Document text records

╭──

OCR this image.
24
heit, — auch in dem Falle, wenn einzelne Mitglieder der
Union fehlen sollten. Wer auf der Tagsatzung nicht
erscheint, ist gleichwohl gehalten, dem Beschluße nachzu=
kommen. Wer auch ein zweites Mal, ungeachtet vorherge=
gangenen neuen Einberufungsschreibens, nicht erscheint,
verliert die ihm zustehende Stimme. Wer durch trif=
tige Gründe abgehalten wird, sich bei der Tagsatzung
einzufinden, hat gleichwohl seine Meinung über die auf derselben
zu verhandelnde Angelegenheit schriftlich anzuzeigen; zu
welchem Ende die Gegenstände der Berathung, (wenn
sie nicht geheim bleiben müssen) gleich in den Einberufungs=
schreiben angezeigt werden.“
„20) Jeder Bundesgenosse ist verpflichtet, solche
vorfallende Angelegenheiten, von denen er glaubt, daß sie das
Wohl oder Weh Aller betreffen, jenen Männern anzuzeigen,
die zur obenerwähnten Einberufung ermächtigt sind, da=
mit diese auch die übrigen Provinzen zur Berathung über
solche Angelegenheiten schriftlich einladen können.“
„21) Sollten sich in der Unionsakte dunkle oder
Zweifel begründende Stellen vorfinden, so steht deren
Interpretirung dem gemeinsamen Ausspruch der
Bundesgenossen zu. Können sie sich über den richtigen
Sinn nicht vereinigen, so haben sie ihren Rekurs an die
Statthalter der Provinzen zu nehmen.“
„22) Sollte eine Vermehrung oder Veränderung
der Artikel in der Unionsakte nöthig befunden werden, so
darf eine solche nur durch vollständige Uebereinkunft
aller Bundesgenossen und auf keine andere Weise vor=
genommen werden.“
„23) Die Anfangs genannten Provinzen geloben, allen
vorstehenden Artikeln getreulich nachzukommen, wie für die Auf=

╰──

• [PROBLEM DESCRIPTION] Provide all the records again, word for word.

• [ANSWER TO THE EXERCISE]
OCR this image.
24
heit, — auch in dem Falle, wenn einzelne Mitglieder der
Union fehlen sollten. Wer auf der Tagsatzung nicht
erscheint, ist gleichwohl gehalten, dem Beschluße nachzu=
kommen. Wer auch ein zweites Mal, ungeachtet vorherge=
gangenen neuen Einberufungsschreibens, nicht erscheint,
verliert die ihm zustehende Stimme. Wer durch trif=
tige Gründe abgehalten wird, sich bei der Tagsatzung
einzufinden, hat gleichwohl seine Meinung über die auf derselben
zu verhandelnde Angelegenheit schriftlich anzuzeigen; zu
welchem Ende die Gegenstände der Berathung, (wenn
sie nicht geheim bleiben müssen) gleich in den Einberufungs=
schreiben angezeigt werden.“
„20) Jeder Bundesgenosse ist verpflichtet, solche
vorfallende Angelegenheiten, von denen er glaubt, daß sie das
Wohl oder Weh Aller betreffen, jenen Männern anzuzeigen,
die zur obenerwähnten Einberufung ermächtigt sind, da=
mit diese auch die übrigen Provinzen zur Berathung über
solche Angelegenheiten schriftlich einladen können.“
„21) Sollten sich in der Unionsakte dunkle oder
Zweifel begründende Stellen vorfinden, so steht deren
Interpretirung dem gemeinsamen Ausspruch der
Bundesgenossen zu. Können sie sich über den richtigen
Sinn nicht vereinigen, so haben sie ihren Rekurs an die
Statthalter der Provinzen zu nehmen.“
„22) Sollte eine Vermehrung oder Veränderung
der Artikel in der Unionsakte nöthig befunden werden, so
darf eine solche nur durch vollständige Uebereinkunft
aller Bundesgenossen und auf keine andere Weise vor=
genommen werden.“
„23) Die Anfangs genannten Provinzen geloben, allen
vorstehenden Artikeln getreulich nachzukommen, wie für die Auf=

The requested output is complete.